### Excerpted records
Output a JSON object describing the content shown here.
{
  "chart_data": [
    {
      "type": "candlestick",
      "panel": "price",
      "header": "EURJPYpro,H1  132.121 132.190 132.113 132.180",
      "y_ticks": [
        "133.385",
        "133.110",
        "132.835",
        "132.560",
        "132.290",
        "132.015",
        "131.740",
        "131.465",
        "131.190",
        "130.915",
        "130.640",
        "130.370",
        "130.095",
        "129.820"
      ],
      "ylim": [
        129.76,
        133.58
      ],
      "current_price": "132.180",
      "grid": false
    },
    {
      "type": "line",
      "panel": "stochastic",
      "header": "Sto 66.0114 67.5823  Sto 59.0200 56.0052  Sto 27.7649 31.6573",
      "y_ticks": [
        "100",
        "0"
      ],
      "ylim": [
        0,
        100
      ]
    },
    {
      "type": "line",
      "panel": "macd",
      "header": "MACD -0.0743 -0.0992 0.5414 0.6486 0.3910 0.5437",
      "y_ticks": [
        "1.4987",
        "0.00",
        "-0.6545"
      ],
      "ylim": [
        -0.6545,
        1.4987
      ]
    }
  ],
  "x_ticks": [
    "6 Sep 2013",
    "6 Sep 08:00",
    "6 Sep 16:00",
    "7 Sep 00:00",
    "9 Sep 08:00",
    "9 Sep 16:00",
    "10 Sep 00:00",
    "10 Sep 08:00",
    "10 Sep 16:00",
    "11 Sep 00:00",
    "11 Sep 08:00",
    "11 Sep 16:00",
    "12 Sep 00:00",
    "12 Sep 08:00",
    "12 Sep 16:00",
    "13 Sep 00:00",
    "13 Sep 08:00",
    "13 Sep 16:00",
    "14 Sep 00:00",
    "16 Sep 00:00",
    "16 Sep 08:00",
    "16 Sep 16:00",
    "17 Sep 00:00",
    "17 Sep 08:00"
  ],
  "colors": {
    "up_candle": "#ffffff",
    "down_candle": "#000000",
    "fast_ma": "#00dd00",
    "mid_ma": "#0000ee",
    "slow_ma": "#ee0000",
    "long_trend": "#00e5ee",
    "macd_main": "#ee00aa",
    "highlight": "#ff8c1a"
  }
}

### Your instructions
Write down only how many lines in the listing contain the word "header".

### Answer to this exercise
3